[Chart and figure data]
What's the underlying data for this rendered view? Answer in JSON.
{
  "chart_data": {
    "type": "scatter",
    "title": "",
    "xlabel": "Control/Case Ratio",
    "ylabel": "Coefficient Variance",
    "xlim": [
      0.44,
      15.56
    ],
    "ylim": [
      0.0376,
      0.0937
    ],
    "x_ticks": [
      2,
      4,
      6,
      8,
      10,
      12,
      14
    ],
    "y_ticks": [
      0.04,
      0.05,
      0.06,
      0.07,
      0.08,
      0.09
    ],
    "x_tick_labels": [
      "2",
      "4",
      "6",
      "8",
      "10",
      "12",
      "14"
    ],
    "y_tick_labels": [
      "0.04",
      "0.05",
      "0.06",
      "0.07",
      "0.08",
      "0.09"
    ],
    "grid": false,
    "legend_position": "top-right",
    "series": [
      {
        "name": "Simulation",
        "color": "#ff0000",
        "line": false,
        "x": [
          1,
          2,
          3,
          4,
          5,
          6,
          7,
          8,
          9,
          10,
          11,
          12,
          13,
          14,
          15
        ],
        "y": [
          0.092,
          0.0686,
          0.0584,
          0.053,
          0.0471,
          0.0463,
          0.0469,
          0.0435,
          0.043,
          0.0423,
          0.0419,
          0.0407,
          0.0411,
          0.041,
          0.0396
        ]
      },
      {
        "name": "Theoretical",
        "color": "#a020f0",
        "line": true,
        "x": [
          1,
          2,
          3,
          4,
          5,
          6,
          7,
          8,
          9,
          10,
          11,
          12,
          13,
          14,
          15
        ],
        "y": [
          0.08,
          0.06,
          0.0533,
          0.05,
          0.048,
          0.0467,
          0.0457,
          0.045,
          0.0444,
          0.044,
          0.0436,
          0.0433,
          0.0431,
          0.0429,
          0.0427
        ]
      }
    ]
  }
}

» Task requirements
Set down all of the data above, word for word.

» The result
What's the underlying data for this rendered view? Answer in JSON.
{
  "chart_data": {
    "type": "scatter",
    "title": "",
    "xlabel": "Control/Case Ratio",
    "ylabel": "Coefficient Variance",
    "xlim": [
      0.44,
      15.56
    ],
    "ylim": [
      0.0376,
      0.0937
    ],
    "x_ticks": [
      2,
      4,
      6,
      8,
      10,
      12,
      14
    ],
    "y_ticks": [
      0.04,
      0.05,
      0.06,
      0.07,
      0.08,
      0.09
    ],
    "x_tick_labels": [
      "2",
      "4",
      "6",
      "8",
      "10",
      "12",
      "14"
    ],
    "y_tick_labels": [
      "0.04",
      "0.05",
      "0.06",
      "0.07",
      "0.08",
      "0.09"
    ],
    "grid": false,
    "legend_position": "top-right",
    "series": [
      {
        "name": "Simulation",
        "color": "#ff0000",
        "line": false,
        "x": [
          1,
          2,
          3,
          4,
          5,
          6,
          7,
          8,
          9,
          10,
          11,
          12,
          13,
          14,
          15
        ],
        "y": [
          0.092,
          0.0686,
          0.0584,
          0.053,
          0.0471,
          0.0463,
          0.0469,
          0.0435,
          0.043,
          0.0423,
          0.0419,
          0.0407,
          0.0411,
          0.041,
          0.0396
        ]
      },
      {
        "name": "Theoretical",
        "color": "#a020f0",
        "line": true,
        "x": [
          1,
          2,
          3,
          4,
          5,
          6,
          7,
          8,
          9,
          10,
          11,
          12,
          13,
          14,
          15
        ],
        "y": [
          0.08,
          0.06,
          0.0533,
          0.05,
          0.048,
          0.0467,
          0.0457,
          0.045,
          0.0444,
          0.044,
          0.0436,
          0.0433,
          0.0431,
          0.0429,
          0.0427
        ]
      }
    ]
  }
}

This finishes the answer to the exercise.